* Exercise aim *
Gather up every line from the entries below that uses the word "screenshot".
-- Task input start --
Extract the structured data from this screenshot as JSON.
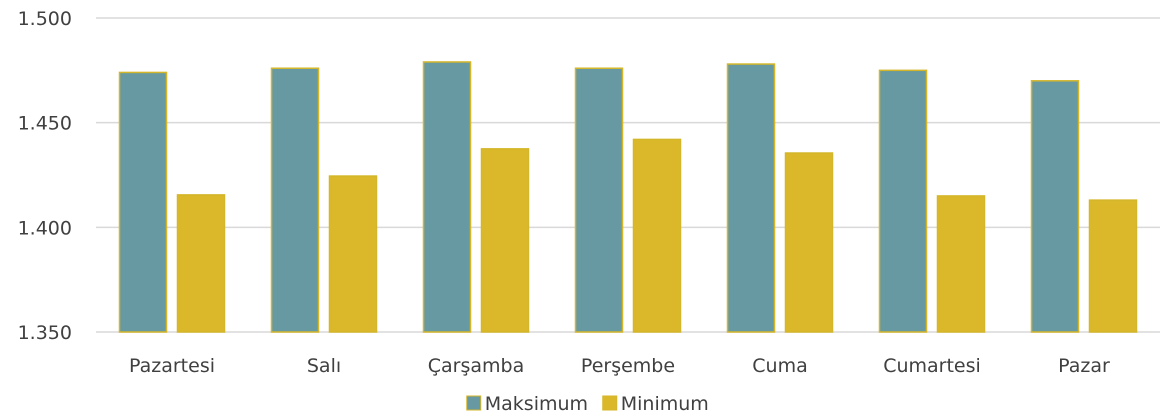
{
  "chart_data": {
    "type": "bar",
    "categories": [
      "Pazartesi",
      "Salı",
      "Çarşamba",
      "Perşembe",
      "Cuma",
      "Cumartesi",
      "Pazar"
    ],
    "series": [
      {
        "name": "Maksimum",
        "color": "#6699a1",
        "values": [
          1.474,
          1.476,
          1.479,
          1.476,
          1.478,
          1.475,
          1.47
        ]
      },
      {
        "name": "Minimum",
        "color": "#dbb829",
        "values": [
          1.4155,
          1.4245,
          1.4375,
          1.442,
          1.4355,
          1.415,
          1.413
        ]
      }
    ],
    "bar_stroke_color": "#d4b62a",
    "ylim": [
      1.35,
      1.5
    ],
    "yticks": [
      "1.350",
      "1.400",
      "1.450",
      "1.500"
    ],
    "ytick_values": [
      1.35,
      1.4,
      1.45,
      1.5
    ],
    "grid": true,
    "legend": "bottom-center"
  }
}
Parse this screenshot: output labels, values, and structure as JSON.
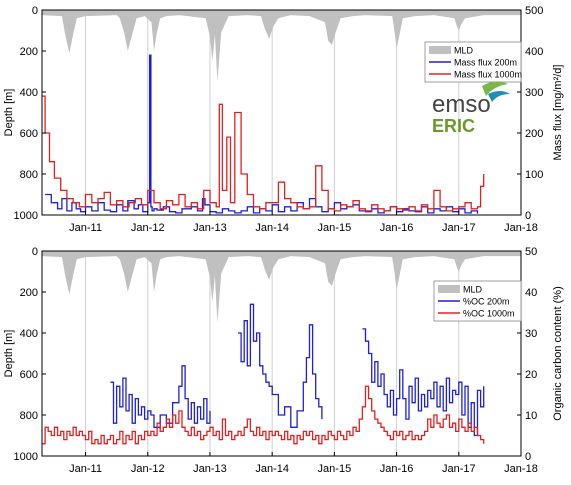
-- Task input end --
* Exercise output *
Extract the structured data from this screenshot as JSON.
Parse this screenshot: output labels, values, and structure as JSON.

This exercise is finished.